* [YOUR INSTRUCTIONS] Count how many lines hold the string "type", and give only that number.

* [RECORDS PROVIDED]
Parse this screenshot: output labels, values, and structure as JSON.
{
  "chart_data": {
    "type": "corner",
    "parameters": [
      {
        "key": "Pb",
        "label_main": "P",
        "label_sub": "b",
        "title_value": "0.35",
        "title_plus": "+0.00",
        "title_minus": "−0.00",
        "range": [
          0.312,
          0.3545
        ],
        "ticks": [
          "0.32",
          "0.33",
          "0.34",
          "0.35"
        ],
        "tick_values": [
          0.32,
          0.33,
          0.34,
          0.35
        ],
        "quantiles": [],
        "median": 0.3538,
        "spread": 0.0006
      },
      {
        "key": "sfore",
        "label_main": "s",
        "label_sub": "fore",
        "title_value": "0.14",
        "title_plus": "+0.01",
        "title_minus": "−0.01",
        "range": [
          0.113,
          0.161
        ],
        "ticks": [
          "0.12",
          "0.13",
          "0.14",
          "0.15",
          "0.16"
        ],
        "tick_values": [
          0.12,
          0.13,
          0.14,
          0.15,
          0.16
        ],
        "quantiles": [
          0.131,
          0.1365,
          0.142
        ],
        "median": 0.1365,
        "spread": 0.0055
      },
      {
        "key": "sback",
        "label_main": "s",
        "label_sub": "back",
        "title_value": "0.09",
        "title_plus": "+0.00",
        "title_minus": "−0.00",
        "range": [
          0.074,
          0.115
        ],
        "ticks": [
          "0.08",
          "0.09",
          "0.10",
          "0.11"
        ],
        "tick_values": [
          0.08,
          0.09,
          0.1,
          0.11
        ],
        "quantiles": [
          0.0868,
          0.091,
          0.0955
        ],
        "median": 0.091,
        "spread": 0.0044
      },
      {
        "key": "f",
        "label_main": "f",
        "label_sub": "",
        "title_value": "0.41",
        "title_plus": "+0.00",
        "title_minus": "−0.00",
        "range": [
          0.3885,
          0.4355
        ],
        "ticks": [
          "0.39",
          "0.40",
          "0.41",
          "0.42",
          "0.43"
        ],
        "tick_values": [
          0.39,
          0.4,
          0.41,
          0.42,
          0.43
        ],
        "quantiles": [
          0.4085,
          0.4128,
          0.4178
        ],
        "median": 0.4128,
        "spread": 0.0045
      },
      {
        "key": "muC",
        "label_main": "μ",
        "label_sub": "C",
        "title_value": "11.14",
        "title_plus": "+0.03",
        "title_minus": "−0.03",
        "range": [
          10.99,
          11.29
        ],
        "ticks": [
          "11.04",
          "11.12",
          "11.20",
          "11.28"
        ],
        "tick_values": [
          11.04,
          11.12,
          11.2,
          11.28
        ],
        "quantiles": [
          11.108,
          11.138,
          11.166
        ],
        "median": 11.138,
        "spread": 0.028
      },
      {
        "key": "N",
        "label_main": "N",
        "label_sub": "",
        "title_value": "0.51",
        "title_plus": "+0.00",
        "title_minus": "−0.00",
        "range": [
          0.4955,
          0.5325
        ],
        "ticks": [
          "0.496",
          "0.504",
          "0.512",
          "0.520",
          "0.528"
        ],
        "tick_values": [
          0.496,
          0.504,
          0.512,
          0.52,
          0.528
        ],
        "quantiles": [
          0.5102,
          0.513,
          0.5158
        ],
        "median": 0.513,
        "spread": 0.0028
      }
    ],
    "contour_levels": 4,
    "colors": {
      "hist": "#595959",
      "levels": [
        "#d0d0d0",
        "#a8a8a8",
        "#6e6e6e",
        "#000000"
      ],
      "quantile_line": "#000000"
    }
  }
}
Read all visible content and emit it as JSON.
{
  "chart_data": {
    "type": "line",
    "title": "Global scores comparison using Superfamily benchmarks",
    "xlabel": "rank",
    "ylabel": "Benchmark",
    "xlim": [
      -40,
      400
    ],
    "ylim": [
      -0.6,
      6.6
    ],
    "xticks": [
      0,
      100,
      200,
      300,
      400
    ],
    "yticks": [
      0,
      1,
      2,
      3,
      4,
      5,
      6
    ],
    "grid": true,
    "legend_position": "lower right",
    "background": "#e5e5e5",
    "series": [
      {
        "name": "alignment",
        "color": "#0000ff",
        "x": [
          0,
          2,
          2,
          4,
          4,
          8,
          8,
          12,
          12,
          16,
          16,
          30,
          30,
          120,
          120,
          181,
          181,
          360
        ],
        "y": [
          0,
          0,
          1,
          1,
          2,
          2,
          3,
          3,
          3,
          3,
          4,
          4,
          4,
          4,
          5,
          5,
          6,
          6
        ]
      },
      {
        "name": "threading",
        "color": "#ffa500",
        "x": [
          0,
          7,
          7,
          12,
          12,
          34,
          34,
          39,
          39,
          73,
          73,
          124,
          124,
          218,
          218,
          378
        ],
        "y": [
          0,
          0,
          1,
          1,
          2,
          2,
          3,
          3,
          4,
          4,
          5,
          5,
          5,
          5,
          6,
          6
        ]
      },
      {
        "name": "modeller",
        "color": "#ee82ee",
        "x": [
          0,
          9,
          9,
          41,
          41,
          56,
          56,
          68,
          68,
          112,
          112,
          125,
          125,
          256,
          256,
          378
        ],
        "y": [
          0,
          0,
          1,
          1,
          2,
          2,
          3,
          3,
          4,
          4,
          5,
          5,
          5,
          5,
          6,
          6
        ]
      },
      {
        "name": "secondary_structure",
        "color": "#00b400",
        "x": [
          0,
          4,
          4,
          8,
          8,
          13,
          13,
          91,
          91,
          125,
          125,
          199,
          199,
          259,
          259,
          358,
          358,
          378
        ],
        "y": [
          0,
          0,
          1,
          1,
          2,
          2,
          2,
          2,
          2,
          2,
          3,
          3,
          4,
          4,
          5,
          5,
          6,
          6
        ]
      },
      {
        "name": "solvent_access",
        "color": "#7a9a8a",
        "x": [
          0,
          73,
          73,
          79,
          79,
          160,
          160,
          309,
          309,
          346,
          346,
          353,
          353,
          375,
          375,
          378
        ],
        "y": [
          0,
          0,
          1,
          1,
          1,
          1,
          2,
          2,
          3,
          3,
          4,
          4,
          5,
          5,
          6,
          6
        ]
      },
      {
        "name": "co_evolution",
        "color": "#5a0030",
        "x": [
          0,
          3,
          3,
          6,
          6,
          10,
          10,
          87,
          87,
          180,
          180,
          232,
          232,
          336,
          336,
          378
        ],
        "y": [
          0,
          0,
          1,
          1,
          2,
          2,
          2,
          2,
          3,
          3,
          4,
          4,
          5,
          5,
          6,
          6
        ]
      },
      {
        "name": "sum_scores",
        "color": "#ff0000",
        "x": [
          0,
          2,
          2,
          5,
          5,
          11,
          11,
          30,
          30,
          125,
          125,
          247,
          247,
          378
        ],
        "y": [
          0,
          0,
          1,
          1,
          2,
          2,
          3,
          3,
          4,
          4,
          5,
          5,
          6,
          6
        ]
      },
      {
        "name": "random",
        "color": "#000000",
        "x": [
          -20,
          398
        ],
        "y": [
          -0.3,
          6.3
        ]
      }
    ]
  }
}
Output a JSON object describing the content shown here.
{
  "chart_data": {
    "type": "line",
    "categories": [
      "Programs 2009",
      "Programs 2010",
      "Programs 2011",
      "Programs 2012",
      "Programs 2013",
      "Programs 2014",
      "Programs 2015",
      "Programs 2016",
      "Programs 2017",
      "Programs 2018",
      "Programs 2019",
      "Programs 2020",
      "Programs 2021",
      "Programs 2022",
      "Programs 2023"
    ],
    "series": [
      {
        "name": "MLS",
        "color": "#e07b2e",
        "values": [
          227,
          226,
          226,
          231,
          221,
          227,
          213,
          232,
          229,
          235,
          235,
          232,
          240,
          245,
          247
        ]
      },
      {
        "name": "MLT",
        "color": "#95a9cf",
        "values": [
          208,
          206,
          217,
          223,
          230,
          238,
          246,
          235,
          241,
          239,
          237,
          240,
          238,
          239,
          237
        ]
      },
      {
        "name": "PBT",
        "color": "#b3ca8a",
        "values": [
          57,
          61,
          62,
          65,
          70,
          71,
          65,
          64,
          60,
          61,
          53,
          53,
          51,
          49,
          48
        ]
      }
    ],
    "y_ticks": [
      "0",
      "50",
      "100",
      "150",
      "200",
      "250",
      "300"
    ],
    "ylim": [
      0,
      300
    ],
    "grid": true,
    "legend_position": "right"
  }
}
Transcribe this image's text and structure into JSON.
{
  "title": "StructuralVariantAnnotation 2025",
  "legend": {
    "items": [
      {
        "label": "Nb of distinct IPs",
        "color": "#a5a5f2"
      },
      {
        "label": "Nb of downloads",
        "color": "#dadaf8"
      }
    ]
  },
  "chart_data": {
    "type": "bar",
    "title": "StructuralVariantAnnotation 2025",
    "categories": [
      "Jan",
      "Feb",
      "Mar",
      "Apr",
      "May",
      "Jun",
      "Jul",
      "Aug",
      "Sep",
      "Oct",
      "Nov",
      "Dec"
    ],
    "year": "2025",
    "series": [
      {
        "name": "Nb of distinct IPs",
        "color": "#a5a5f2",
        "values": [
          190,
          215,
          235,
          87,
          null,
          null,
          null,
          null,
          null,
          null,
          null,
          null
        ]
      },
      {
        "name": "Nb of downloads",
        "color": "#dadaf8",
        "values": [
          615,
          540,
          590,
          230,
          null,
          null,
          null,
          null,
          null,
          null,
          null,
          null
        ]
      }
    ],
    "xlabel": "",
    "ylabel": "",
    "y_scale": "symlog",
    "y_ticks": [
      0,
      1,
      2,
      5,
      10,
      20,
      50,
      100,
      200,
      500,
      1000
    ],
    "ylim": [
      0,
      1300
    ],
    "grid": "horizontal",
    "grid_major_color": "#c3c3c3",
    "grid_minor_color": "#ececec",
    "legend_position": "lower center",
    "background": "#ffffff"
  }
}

* [CORRECT RESULT] 4